DIRECTIVE - Take every line that has the string "饲料安全风险监测" and copy it out.

INPUT FOR THIS TASK -
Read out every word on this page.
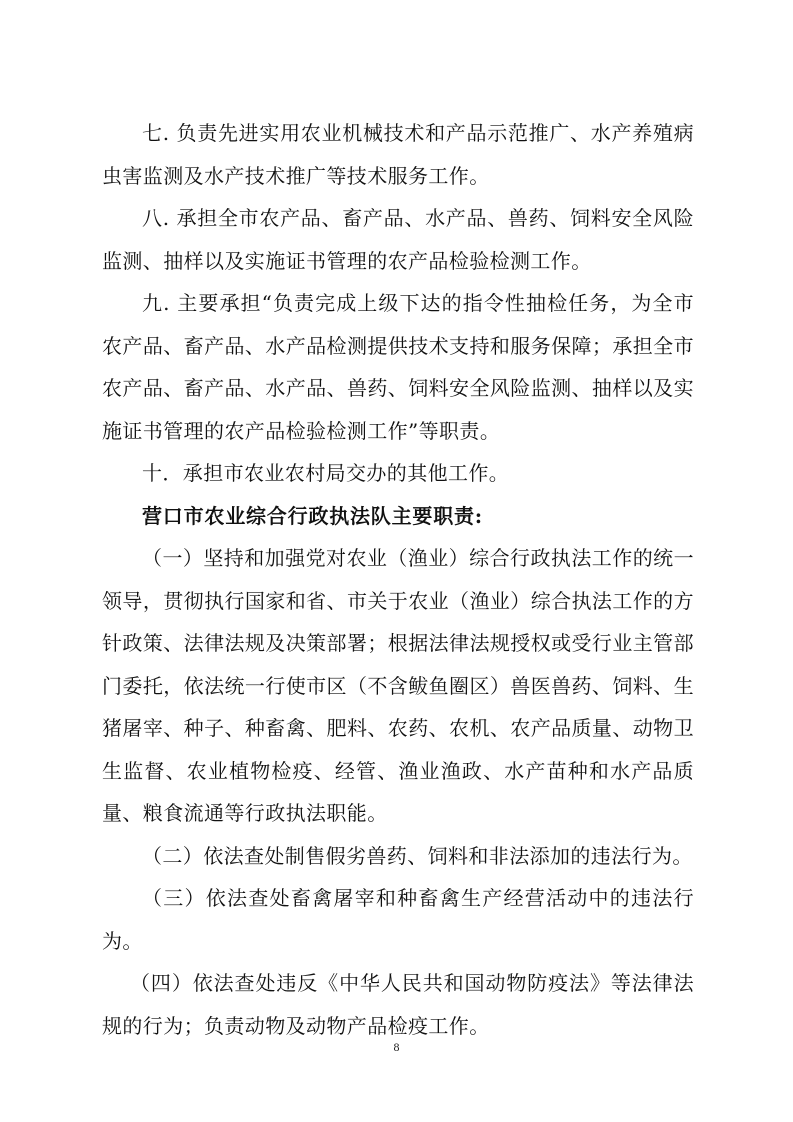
七. 负责先进实用农业机械技术和产品示范推广、水产养殖病虫害监测及水产技术推广等技术服务工作。

八. 承担全市农产品、畜产品、水产品、兽药、饲料安全风险监测、抽样以及实施证书管理的农产品检验检测工作。

九. 主要承担“负责完成上级下达的指令性抽检任务，为全市农产品、畜产品、水产品检测提供技术支持和服务保障；承担全市农产品、畜产品、水产品、兽药、饲料安全风险监测、抽样以及实施证书管理的农产品检验检测工作”等职责。

十．承担市农业农村局交办的其他工作。

营口市农业综合行政执法队主要职责:

（一）坚持和加强党对农业（渔业）综合行政执法工作的统一领导，贯彻执行国家和省、市关于农业（渔业）综合执法工作的方针政策、法律法规及决策部署；根据法律法规授权或受行业主管部门委托，依法统一行使市区（不含鲅鱼圈区）兽医兽药、饲料、生猪屠宰、种子、种畜禽、肥料、农药、农机、农产品质量、动物卫生监督、农业植物检疫、经管、渔业渔政、水产苗种和水产品质量、粮食流通等行政执法职能。

（二）依法查处制售假劣兽药、饲料和非法添加的违法行为。

（三）依法查处畜禽屠宰和种畜禽生产经营活动中的违法行为。

（四）依法查处违反《中华人民共和国动物防疫法》等法律法规的行为；负责动物及动物产品检疫工作。

8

RESPONSE -
八. 承担全市农产品、畜产品、水产品、兽药、饲料安全风险监测、抽样以及实施证书管理的农产品检验检测工作。
九. 主要承担“负责完成上级下达的指令性抽检任务，为全市农产品、畜产品、水产品检测提供技术支持和服务保障；承担全市农产品、畜产品、水产品、兽药、饲料安全风险监测、抽样以及实施证书管理的农产品检验检测工作”等职责。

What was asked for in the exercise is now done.